WHAT THE TASK REQUIRES: Whenever a line contains the string "отопления", copy it out of the entries.

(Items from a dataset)
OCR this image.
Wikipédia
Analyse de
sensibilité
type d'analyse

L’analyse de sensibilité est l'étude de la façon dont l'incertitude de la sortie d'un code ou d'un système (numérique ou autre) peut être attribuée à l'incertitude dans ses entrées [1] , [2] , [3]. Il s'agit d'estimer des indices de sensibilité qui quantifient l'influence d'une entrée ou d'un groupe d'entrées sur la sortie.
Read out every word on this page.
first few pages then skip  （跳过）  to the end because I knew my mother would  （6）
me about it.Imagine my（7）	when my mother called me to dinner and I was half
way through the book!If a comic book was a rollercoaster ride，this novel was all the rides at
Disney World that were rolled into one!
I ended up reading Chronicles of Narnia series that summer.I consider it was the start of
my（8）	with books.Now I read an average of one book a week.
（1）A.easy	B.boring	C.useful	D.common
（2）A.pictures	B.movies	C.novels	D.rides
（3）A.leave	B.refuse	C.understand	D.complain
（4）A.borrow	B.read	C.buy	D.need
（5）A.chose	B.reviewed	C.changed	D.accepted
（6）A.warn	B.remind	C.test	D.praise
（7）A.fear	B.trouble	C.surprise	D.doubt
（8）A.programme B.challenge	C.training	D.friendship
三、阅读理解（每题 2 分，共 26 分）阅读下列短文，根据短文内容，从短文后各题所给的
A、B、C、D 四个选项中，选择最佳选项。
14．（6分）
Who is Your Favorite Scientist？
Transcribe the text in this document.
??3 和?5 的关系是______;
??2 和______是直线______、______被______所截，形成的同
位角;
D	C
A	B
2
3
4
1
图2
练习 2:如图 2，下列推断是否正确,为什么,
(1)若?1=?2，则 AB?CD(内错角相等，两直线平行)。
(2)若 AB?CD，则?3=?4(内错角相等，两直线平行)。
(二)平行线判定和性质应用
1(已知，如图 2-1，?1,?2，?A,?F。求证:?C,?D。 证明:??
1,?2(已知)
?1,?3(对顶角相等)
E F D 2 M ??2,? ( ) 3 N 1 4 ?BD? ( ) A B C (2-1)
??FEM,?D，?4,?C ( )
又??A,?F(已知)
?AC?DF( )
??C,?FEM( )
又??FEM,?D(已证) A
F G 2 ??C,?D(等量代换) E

---

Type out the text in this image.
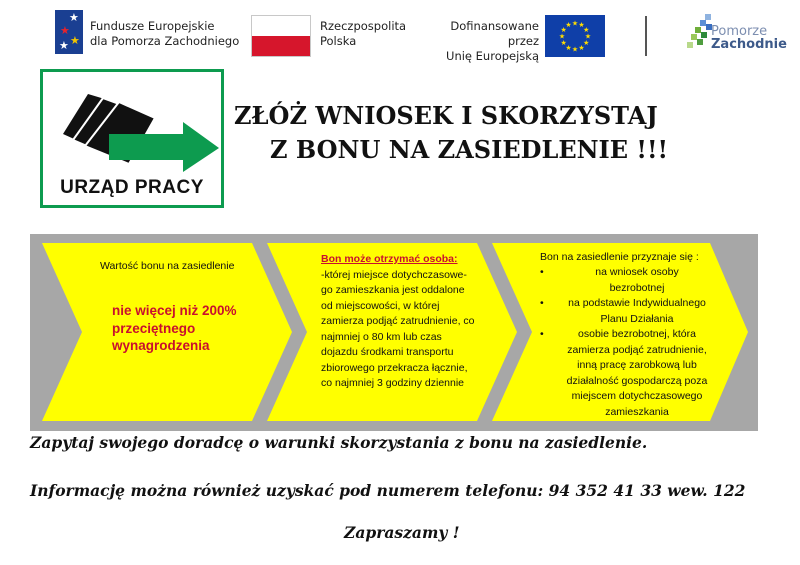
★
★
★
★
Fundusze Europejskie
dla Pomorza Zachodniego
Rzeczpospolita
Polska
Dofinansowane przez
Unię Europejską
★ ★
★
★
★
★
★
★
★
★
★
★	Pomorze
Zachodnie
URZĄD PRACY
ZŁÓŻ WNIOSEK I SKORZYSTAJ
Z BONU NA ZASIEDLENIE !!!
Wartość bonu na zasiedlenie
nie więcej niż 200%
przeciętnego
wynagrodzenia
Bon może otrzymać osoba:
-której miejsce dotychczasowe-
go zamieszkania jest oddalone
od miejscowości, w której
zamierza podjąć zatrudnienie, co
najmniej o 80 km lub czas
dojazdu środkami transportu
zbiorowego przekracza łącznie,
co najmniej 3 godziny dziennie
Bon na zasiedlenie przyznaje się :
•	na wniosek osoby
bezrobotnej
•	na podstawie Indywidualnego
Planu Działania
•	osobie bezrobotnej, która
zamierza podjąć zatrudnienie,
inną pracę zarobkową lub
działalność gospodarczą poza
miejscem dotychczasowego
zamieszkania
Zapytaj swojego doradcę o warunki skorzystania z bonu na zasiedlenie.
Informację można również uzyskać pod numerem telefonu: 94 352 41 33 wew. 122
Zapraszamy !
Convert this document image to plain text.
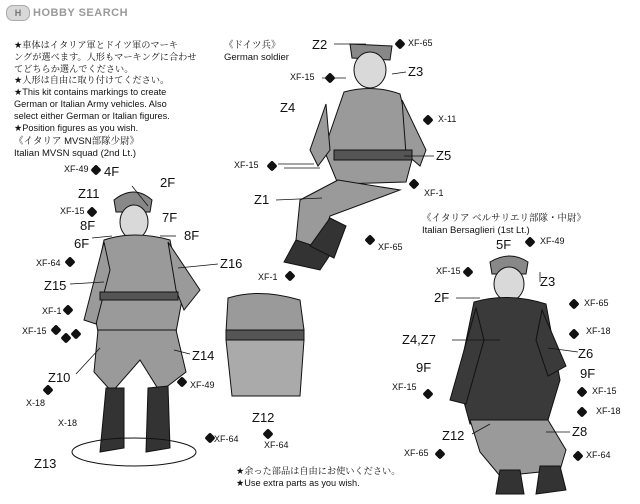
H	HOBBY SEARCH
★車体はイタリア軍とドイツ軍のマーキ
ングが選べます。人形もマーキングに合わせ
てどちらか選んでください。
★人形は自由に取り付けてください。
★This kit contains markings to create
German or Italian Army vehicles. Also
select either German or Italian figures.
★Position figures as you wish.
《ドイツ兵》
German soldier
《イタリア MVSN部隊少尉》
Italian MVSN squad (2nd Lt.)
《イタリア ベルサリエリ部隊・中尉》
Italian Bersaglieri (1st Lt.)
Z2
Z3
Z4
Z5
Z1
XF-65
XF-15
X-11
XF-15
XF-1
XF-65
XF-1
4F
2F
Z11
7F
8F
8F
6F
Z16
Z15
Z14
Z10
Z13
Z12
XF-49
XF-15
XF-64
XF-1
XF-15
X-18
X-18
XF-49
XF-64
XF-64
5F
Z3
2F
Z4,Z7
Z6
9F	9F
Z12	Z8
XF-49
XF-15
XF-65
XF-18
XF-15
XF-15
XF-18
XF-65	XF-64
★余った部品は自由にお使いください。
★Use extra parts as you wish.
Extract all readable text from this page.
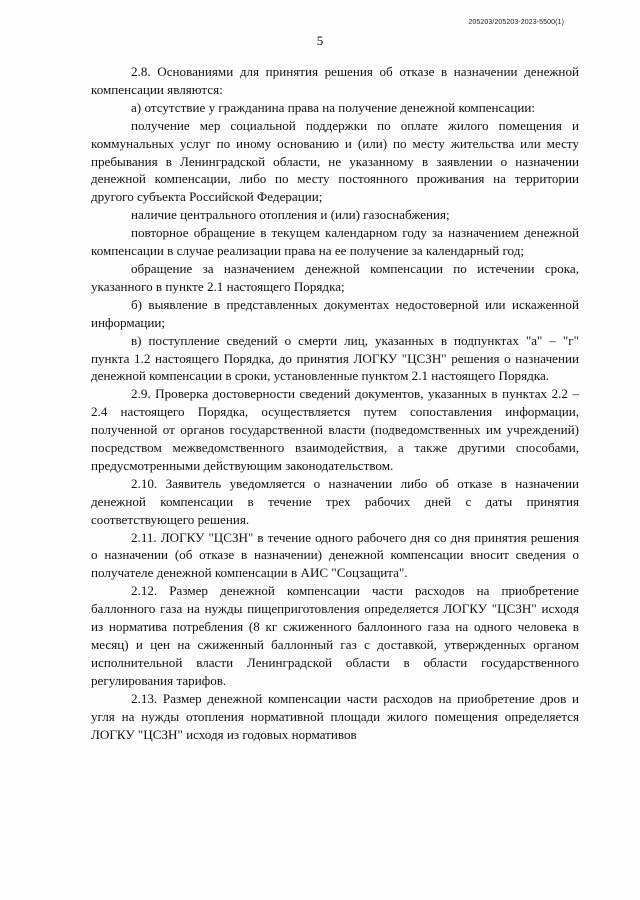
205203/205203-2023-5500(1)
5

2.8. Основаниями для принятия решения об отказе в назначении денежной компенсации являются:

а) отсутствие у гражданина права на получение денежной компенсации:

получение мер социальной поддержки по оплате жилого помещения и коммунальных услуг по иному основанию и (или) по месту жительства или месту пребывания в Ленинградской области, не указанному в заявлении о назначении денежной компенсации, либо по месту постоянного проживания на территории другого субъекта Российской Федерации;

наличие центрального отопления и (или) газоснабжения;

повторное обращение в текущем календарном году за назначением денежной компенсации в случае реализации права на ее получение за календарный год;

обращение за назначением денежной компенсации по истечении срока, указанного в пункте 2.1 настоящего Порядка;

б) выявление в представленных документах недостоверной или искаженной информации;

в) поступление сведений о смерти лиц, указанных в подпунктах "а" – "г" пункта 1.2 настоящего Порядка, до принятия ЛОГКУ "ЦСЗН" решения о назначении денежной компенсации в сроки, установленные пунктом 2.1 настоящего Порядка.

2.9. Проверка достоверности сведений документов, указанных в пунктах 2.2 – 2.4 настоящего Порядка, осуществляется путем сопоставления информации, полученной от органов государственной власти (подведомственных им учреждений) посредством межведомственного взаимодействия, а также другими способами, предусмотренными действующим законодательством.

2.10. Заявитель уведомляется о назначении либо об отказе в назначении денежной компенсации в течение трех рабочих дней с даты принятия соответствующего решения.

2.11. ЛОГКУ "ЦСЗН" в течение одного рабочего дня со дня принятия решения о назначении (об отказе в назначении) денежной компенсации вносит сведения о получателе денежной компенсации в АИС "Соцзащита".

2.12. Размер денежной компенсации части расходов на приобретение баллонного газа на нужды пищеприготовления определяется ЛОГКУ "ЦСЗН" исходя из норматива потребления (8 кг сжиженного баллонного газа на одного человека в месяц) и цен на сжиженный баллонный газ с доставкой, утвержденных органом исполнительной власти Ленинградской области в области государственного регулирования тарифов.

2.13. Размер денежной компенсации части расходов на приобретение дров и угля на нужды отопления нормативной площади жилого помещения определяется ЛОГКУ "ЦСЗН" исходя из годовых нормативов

RESPONSE TO THIS EXERCISE:
наличие центрального отопления и (или) газоснабжения;
2.13. Размер денежной компенсации части расходов на приобретение дров и угля на нужды отопления нормативной площади жилого помещения определяется ЛОГКУ "ЦСЗН" исходя из годовых нормативов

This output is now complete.